## [TO DO]
Omit images. Retype all entries verbatim.

↓↓↓

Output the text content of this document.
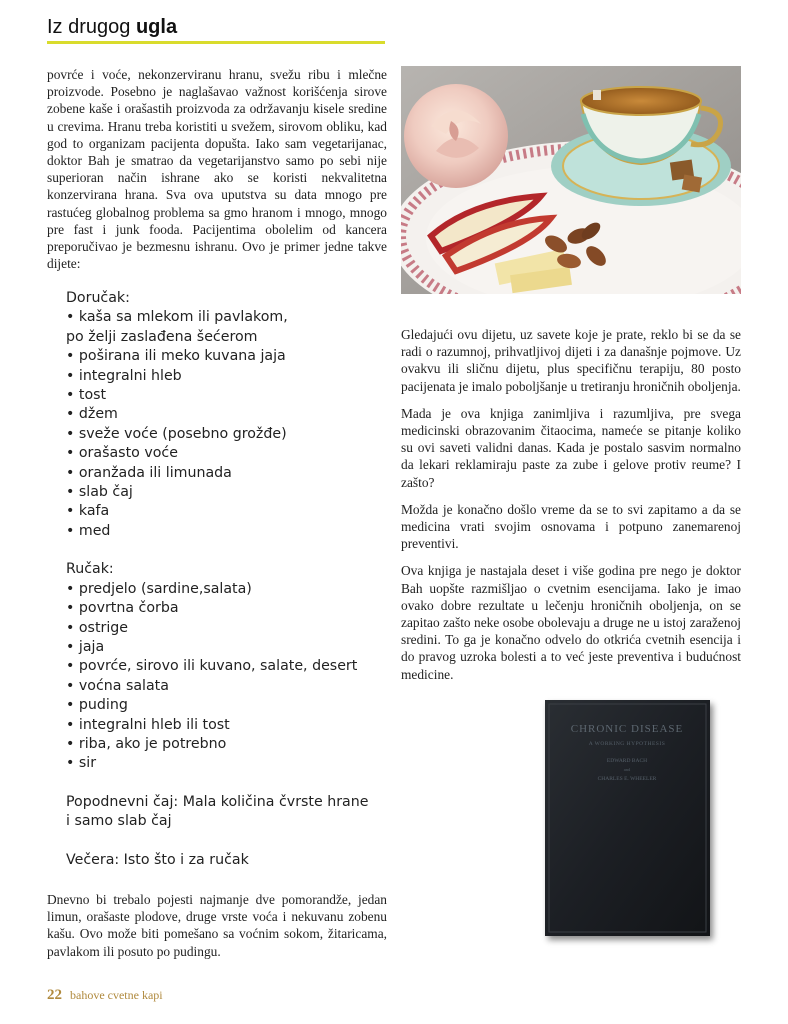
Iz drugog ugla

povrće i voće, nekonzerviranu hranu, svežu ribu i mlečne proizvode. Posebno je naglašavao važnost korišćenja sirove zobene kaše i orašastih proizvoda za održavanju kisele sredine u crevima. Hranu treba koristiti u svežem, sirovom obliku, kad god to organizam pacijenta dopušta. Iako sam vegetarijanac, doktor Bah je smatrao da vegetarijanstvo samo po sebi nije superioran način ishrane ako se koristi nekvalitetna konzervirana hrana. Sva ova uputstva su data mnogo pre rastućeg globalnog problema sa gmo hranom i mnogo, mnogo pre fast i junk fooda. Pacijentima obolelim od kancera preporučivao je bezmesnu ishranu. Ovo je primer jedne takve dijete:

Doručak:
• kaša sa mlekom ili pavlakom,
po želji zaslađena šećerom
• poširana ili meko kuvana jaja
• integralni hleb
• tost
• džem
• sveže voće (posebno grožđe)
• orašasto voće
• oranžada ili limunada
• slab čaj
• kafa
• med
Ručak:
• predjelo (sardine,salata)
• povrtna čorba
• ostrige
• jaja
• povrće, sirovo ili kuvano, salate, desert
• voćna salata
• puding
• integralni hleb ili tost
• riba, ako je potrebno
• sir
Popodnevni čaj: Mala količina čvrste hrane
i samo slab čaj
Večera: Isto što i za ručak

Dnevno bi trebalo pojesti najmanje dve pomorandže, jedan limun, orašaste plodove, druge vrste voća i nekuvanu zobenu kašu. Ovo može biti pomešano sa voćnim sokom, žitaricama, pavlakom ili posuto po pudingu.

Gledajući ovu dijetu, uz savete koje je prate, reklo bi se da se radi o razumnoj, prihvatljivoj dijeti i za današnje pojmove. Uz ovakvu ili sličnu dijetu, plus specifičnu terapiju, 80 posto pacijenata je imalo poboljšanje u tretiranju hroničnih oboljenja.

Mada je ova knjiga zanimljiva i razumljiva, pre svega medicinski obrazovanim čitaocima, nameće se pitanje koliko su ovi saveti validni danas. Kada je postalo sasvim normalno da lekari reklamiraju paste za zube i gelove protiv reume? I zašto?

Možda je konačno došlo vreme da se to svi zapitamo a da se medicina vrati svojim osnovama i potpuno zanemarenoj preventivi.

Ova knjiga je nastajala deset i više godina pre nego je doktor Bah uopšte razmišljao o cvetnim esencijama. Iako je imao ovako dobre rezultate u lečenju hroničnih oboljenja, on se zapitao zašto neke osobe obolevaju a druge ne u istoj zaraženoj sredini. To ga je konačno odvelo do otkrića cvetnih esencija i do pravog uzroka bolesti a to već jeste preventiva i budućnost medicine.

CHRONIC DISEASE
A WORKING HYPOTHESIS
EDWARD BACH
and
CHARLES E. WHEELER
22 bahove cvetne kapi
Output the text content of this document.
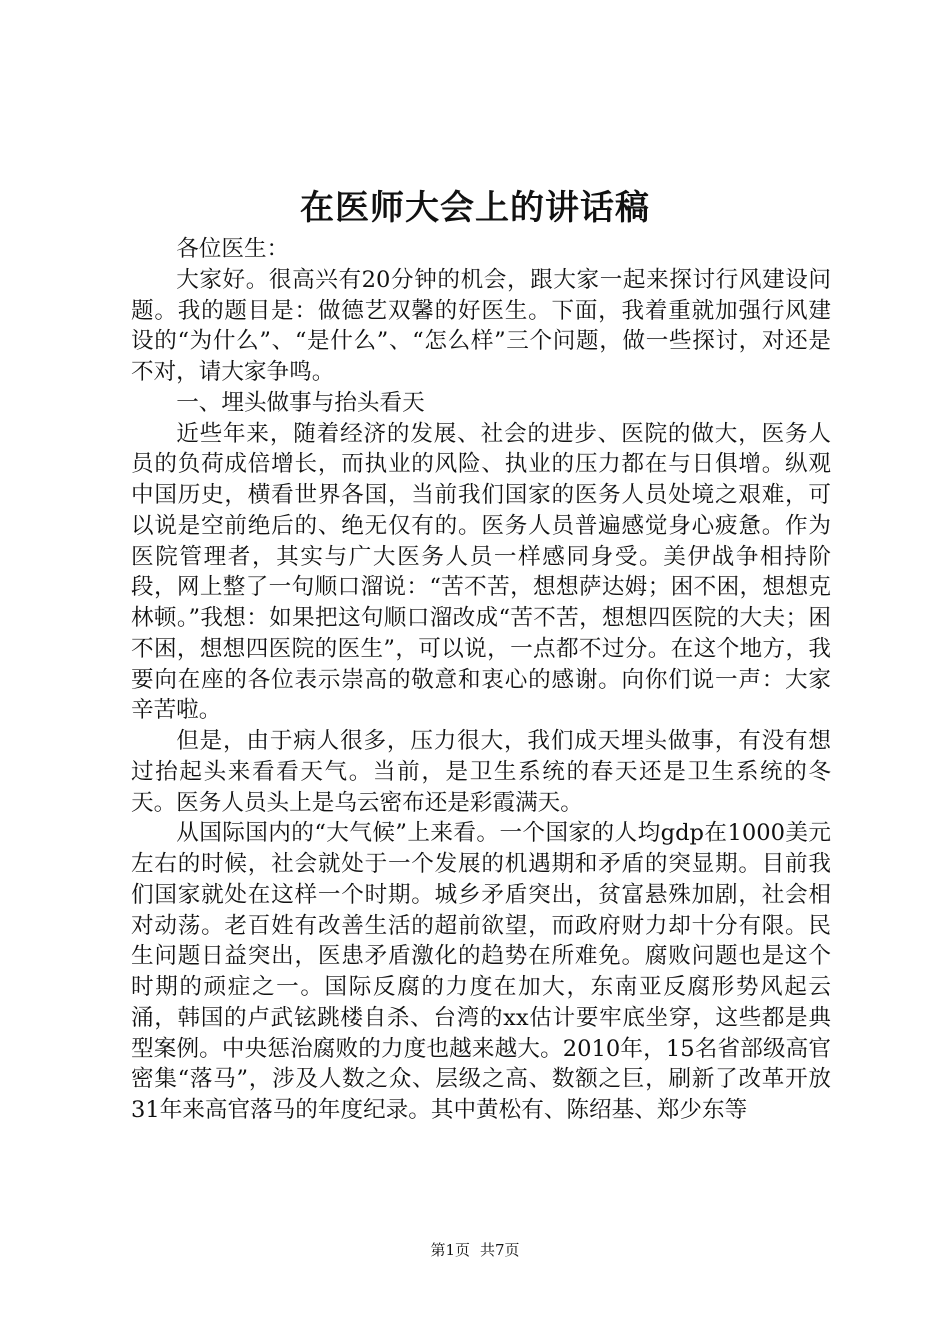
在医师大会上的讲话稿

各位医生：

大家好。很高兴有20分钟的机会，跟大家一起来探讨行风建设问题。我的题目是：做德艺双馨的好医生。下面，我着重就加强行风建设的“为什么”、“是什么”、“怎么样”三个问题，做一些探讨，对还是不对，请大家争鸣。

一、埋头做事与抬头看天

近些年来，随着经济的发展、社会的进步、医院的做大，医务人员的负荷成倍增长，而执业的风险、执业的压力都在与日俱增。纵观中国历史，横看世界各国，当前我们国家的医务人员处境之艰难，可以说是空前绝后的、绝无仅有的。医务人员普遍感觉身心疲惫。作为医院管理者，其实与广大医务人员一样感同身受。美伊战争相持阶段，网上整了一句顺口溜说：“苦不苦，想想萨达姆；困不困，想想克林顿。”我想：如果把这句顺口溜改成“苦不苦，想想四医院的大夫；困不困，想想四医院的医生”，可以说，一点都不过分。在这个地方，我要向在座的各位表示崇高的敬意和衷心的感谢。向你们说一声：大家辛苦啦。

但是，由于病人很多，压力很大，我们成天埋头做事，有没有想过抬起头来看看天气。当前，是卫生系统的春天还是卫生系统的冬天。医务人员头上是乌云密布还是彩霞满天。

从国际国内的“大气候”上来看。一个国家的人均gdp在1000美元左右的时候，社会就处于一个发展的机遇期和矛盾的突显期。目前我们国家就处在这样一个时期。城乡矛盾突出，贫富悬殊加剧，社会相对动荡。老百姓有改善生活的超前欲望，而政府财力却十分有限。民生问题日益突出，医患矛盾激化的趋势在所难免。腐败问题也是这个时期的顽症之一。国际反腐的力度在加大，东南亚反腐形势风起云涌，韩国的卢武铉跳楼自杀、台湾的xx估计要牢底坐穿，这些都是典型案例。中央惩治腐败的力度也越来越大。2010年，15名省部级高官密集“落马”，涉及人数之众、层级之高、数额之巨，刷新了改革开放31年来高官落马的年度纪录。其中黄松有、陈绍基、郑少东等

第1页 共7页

↑↑↑

## [CORRECT OUTPUT]
Output the text content of this document.
Iz drugog ugla

povrće i voće, nekonzerviranu hranu, svežu ribu i mlečne proizvode. Posebno je naglašavao važnost korišćenja sirove zobene kaše i orašastih proizvoda za održavanju kisele sredine u crevima. Hranu treba koristiti u svežem, sirovom obliku, kad god to organizam pacijenta dopušta. Iako sam vegetarijanac, doktor Bah je smatrao da vegetarijanstvo samo po sebi nije superioran način ishrane ako se koristi nekvalitetna konzervirana hrana. Sva ova uputstva su data mnogo pre rastućeg globalnog problema sa gmo hranom i mnogo, mnogo pre fast i junk fooda. Pacijentima obolelim od kancera preporučivao je bezmesnu ishranu. Ovo je primer jedne takve dijete:

Doručak:
• kaša sa mlekom ili pavlakom,
po želji zaslađena šećerom
• poširana ili meko kuvana jaja
• integralni hleb
• tost
• džem
• sveže voće (posebno grožđe)
• orašasto voće
• oranžada ili limunada
• slab čaj
• kafa
• med
Ručak:
• predjelo (sardine,salata)
• povrtna čorba
• ostrige
• jaja
• povrće, sirovo ili kuvano, salate, desert
• voćna salata
• puding
• integralni hleb ili tost
• riba, ako je potrebno
• sir
Popodnevni čaj: Mala količina čvrste hrane
i samo slab čaj
Večera: Isto što i za ručak

Dnevno bi trebalo pojesti najmanje dve pomorandže, jedan limun, orašaste plodove, druge vrste voća i nekuvanu zobenu kašu. Ovo može biti pomešano sa voćnim sokom, žitaricama, pavlakom ili posuto po pudingu.

Gledajući ovu dijetu, uz savete koje je prate, reklo bi se da se radi o razumnoj, prihvatljivoj dijeti i za današnje pojmove. Uz ovakvu ili sličnu dijetu, plus specifičnu terapiju, 80 posto pacijenata je imalo poboljšanje u tretiranju hroničnih oboljenja.

Mada je ova knjiga zanimljiva i razumljiva, pre svega medicinski obrazovanim čitaocima, nameće se pitanje koliko su ovi saveti validni danas. Kada je postalo sasvim normalno da lekari reklamiraju paste za zube i gelove protiv reume? I zašto?

Možda je konačno došlo vreme da se to svi zapitamo a da se medicina vrati svojim osnovama i potpuno zanemarenoj preventivi.

Ova knjiga je nastajala deset i više godina pre nego je doktor Bah uopšte razmišljao o cvetnim esencijama. Iako je imao ovako dobre rezultate u lečenju hroničnih oboljenja, on se zapitao zašto neke osobe obolevaju a druge ne u istoj zaraženoj sredini. To ga je konačno odvelo do otkrića cvetnih esencija i do pravog uzroka bolesti a to već jeste preventiva i budućnost medicine.

CHRONIC DISEASE
A WORKING HYPOTHESIS
EDWARD BACH
and
CHARLES E. WHEELER
22 bahove cvetne kapi
Output the text content of this document.
在医师大会上的讲话稿

各位医生：

大家好。很高兴有20分钟的机会，跟大家一起来探讨行风建设问题。我的题目是：做德艺双馨的好医生。下面，我着重就加强行风建设的“为什么”、“是什么”、“怎么样”三个问题，做一些探讨，对还是不对，请大家争鸣。

一、埋头做事与抬头看天

近些年来，随着经济的发展、社会的进步、医院的做大，医务人员的负荷成倍增长，而执业的风险、执业的压力都在与日俱增。纵观中国历史，横看世界各国，当前我们国家的医务人员处境之艰难，可以说是空前绝后的、绝无仅有的。医务人员普遍感觉身心疲惫。作为医院管理者，其实与广大医务人员一样感同身受。美伊战争相持阶段，网上整了一句顺口溜说：“苦不苦，想想萨达姆；困不困，想想克林顿。”我想：如果把这句顺口溜改成“苦不苦，想想四医院的大夫；困不困，想想四医院的医生”，可以说，一点都不过分。在这个地方，我要向在座的各位表示崇高的敬意和衷心的感谢。向你们说一声：大家辛苦啦。

但是，由于病人很多，压力很大，我们成天埋头做事，有没有想过抬起头来看看天气。当前，是卫生系统的春天还是卫生系统的冬天。医务人员头上是乌云密布还是彩霞满天。

从国际国内的“大气候”上来看。一个国家的人均gdp在1000美元左右的时候，社会就处于一个发展的机遇期和矛盾的突显期。目前我们国家就处在这样一个时期。城乡矛盾突出，贫富悬殊加剧，社会相对动荡。老百姓有改善生活的超前欲望，而政府财力却十分有限。民生问题日益突出，医患矛盾激化的趋势在所难免。腐败问题也是这个时期的顽症之一。国际反腐的力度在加大，东南亚反腐形势风起云涌，韩国的卢武铉跳楼自杀、台湾的xx估计要牢底坐穿，这些都是典型案例。中央惩治腐败的力度也越来越大。2010年，15名省部级高官密集“落马”，涉及人数之众、层级之高、数额之巨，刷新了改革开放31年来高官落马的年度纪录。其中黄松有、陈绍基、郑少东等

第1页 共7页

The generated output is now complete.